* **CHALLENGE A**
According to the article on the Kansas and Arizona voting laws, why can some citizens in those states vote in a presidential election but not for their Secretary of State?

* **PASSAGE TO READ**
..............................

A letter from election officials lists the valid citizenship documents needed to register to vote in Kansas for the first time.

The two-tier voting systems in Kansas and Arizona received a double-punch over the last week with dual federal and state court challenges to their new voting laws.

In both states, citizens are required to show proof of citizenship before they register to vote in state elections. But as the result of a June Supreme Court ruling, the rule doesn’t apply in federal elections. This has created a “two-tier” voting system where some citizens can cast a ballot in a presidential election, yet cannot vote for their Secretary of State.

As a result the American Civil Liberties Union filed a lawsuit against Kansas, arguing the new system divides voters into “separate and unequal classes” and denies citizens the right to vote. Kansas state officials told Bloomberg News that as of October over 18,000 residents had been unable to register because of the system. The Brennan Center for Justice based at New York University in conjunction with the League of Women Voters also joined a lawsuit that argues their two-tiered voting violates federal law and undermines Congress’ authority to protect voters.

The system, the federal lawsuit claims, makes voting more difficult for residents and directly conflicts with the League of Women Voter’s mission to register as many voters as possible. “The Kansas and Arizona laws would make it harder for certain citizens to vote,” said Wendy Weiser, who directs the Brennan Center’s Democracy Program and represents the Leagues in this case in a statement. “The Supreme Court this year invalidated Arizona’s law and clearly confirmed Congress’s authority to protect the right to vote in federal elections. This lawsuit by Kansas and Arizona is a transparent attempt to undermine that authority, and it could seriously hurt voters.”

In June, the Supreme Court ruled that Arizona’s law that requires voters to confirm their citizenship before registering using the federal form is pre-empted by the National Voter Registration Act’s requirement that all states accept and use the form. Under the 1993 law, voters are required to affirm their citizenship, but they do not have to provide documentation.

In response, both states joined forces and filed a federal lawsuit in August against the U.S. Election Assistance Commission to modify the forms to add the proof-of-citizenship requirement. Their lawsuit, Kansas Secretary of State Kris Kobach told the Kansas City Star, essentially wants to prevent the same thing as the ACLU lawsuit—a two-tier system. Though the results of the two lawsuits would differ significantly.

“They’re suing to stop the very thing I’m trying to stop, which is a two-tiered system,” Kobach said. “Another day, another ACLU lawsuit.”

..............................

Element region listings

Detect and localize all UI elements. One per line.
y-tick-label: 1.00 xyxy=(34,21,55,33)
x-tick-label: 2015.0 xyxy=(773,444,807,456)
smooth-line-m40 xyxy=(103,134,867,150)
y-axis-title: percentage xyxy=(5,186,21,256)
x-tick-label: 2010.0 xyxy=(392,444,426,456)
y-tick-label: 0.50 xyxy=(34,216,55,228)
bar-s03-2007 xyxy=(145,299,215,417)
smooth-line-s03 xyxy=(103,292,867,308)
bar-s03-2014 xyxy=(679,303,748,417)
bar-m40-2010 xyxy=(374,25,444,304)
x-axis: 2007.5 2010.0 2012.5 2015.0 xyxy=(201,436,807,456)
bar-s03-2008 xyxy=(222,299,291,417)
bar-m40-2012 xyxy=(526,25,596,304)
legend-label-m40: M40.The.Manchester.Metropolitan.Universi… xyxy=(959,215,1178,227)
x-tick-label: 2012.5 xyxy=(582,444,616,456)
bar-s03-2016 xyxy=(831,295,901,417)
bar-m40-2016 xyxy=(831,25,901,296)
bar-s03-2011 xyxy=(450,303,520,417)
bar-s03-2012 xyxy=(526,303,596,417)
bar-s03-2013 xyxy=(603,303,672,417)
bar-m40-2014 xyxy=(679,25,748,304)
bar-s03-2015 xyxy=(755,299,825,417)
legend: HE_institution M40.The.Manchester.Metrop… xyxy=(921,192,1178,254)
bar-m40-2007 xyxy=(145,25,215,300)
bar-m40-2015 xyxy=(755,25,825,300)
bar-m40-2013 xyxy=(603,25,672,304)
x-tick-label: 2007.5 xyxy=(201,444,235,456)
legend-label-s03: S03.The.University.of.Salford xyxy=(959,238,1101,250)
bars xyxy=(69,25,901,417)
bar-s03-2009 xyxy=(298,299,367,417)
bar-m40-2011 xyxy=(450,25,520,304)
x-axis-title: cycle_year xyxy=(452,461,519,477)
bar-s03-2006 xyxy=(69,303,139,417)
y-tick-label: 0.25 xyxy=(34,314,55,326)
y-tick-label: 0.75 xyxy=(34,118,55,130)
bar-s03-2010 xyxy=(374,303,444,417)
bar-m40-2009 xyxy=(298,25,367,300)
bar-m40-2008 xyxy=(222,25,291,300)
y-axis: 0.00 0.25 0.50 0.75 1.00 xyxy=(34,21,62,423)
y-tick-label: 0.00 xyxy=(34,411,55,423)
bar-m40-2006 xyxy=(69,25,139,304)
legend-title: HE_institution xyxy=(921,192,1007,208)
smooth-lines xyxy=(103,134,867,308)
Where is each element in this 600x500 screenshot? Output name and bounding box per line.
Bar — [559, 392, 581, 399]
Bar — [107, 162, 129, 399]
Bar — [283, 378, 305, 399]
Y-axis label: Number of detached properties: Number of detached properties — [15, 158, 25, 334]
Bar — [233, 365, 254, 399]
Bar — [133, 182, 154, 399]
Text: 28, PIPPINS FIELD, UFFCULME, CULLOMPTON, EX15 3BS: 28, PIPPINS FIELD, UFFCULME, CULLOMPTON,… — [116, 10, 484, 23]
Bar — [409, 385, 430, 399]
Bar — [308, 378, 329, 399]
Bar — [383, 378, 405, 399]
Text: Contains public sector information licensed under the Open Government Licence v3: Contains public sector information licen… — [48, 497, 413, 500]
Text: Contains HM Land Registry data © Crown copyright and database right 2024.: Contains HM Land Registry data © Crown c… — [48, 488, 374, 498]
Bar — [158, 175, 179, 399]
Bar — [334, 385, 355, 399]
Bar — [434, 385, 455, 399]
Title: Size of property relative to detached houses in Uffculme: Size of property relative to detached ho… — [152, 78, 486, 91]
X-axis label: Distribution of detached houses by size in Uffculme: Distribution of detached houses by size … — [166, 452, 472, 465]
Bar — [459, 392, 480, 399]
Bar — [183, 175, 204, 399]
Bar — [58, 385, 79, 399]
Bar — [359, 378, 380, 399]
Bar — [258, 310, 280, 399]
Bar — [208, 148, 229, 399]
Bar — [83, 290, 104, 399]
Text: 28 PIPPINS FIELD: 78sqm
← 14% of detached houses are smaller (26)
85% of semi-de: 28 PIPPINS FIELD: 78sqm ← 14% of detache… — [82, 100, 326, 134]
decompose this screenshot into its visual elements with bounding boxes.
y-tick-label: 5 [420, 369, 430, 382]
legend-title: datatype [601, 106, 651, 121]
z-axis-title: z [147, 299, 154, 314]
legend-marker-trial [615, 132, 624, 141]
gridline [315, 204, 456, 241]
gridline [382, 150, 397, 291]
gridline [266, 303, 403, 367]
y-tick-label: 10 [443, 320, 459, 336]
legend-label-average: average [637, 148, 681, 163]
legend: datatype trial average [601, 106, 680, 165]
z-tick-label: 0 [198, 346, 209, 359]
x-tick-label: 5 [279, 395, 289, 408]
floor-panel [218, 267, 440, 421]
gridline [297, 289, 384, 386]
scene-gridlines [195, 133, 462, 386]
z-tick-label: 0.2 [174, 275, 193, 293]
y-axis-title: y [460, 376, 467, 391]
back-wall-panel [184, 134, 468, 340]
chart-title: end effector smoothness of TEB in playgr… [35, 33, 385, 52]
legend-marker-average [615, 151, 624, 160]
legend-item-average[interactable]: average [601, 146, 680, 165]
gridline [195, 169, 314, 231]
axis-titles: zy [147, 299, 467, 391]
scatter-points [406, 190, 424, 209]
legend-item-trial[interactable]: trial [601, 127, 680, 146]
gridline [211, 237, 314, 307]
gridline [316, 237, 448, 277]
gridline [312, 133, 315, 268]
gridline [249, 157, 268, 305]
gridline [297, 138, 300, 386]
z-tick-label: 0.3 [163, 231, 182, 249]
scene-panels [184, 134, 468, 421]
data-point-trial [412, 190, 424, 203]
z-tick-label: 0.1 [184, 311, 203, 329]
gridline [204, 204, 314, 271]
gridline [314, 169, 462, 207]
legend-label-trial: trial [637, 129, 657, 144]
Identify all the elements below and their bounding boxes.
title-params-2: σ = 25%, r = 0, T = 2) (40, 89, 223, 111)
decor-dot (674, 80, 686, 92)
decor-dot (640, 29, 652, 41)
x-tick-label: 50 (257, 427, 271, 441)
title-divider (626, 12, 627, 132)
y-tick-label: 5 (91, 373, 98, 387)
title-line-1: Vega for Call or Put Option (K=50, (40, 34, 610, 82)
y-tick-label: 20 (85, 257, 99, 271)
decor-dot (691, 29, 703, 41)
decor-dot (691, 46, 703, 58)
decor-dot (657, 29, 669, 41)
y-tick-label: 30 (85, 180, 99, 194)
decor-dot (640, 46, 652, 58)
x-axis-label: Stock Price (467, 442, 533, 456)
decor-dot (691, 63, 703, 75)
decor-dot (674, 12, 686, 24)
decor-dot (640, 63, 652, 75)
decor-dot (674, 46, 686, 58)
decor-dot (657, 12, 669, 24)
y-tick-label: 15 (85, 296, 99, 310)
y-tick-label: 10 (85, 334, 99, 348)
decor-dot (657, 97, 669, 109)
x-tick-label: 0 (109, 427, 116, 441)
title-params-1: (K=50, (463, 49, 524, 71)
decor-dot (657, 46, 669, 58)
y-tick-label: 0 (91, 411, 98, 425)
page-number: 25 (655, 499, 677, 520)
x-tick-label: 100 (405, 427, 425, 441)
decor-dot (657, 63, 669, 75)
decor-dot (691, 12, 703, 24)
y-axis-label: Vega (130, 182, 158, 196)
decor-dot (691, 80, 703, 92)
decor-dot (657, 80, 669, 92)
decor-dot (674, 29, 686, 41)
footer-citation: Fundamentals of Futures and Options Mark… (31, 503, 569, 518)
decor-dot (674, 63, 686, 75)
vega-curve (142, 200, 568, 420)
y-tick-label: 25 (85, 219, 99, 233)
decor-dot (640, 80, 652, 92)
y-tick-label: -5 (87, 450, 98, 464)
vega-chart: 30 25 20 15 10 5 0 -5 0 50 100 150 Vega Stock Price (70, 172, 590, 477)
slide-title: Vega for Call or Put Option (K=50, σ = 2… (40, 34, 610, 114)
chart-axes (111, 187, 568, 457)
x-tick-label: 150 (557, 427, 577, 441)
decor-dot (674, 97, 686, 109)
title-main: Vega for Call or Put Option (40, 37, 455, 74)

..............................

* **CHALLENGE B**
Copy the records word for word, starting at their first line and stopping after the line that contains "legend-title: HE_institution xyxy=(921,192,1007,208)".

* **EXPECTED ANSWER A**
Both states require proof of citizenship before people register to vote in state elections. A June Supreme Court ruling means that rule does not apply in federal elections. This leaves citizens without such proof able to vote in federal races but not in state ones.

* **EXPECTED ANSWER B**
Detect and localize all UI elements. One per line.
y-tick-label: 1.00 xyxy=(34,21,55,33)
x-tick-label: 2015.0 xyxy=(773,444,807,456)
smooth-line-m40 xyxy=(103,134,867,150)
y-axis-title: percentage xyxy=(5,186,21,256)
x-tick-label: 2010.0 xyxy=(392,444,426,456)
y-tick-label: 0.50 xyxy=(34,216,55,228)
bar-s03-2007 xyxy=(145,299,215,417)
smooth-line-s03 xyxy=(103,292,867,308)
bar-s03-2014 xyxy=(679,303,748,417)
bar-m40-2010 xyxy=(374,25,444,304)
x-axis: 2007.5 2010.0 2012.5 2015.0 xyxy=(201,436,807,456)
bar-s03-2008 xyxy=(222,299,291,417)
bar-m40-2012 xyxy=(526,25,596,304)
legend-label-m40: M40.The.Manchester.Metropolitan.Universi… xyxy=(959,215,1178,227)
x-tick-label: 2012.5 xyxy=(582,444,616,456)
bar-s03-2016 xyxy=(831,295,901,417)
bar-m40-2016 xyxy=(831,25,901,296)
bar-s03-2011 xyxy=(450,303,520,417)
bar-s03-2012 xyxy=(526,303,596,417)
bar-s03-2013 xyxy=(603,303,672,417)
bar-m40-2014 xyxy=(679,25,748,304)
bar-s03-2015 xyxy=(755,299,825,417)
legend: HE_institution M40.The.Manchester.Metrop… xyxy=(921,192,1178,254)
bar-m40-2007 xyxy=(145,25,215,300)
bar-m40-2015 xyxy=(755,25,825,300)
bar-m40-2013 xyxy=(603,25,672,304)
x-tick-label: 2007.5 xyxy=(201,444,235,456)
legend-label-s03: S03.The.University.of.Salford xyxy=(959,238,1101,250)
bars xyxy=(69,25,901,417)
bar-s03-2009 xyxy=(298,299,367,417)
bar-m40-2011 xyxy=(450,25,520,304)
x-axis-title: cycle_year xyxy=(452,461,519,477)
bar-s03-2006 xyxy=(69,303,139,417)
y-tick-label: 0.25 xyxy=(34,314,55,326)
y-tick-label: 0.75 xyxy=(34,118,55,130)
bar-s03-2010 xyxy=(374,303,444,417)
bar-m40-2009 xyxy=(298,25,367,300)
bar-m40-2008 xyxy=(222,25,291,300)
y-axis: 0.00 0.25 0.50 0.75 1.00 xyxy=(34,21,62,423)
y-tick-label: 0.00 xyxy=(34,411,55,423)
bar-m40-2006 xyxy=(69,25,139,304)
legend-title: HE_institution xyxy=(921,192,1007,208)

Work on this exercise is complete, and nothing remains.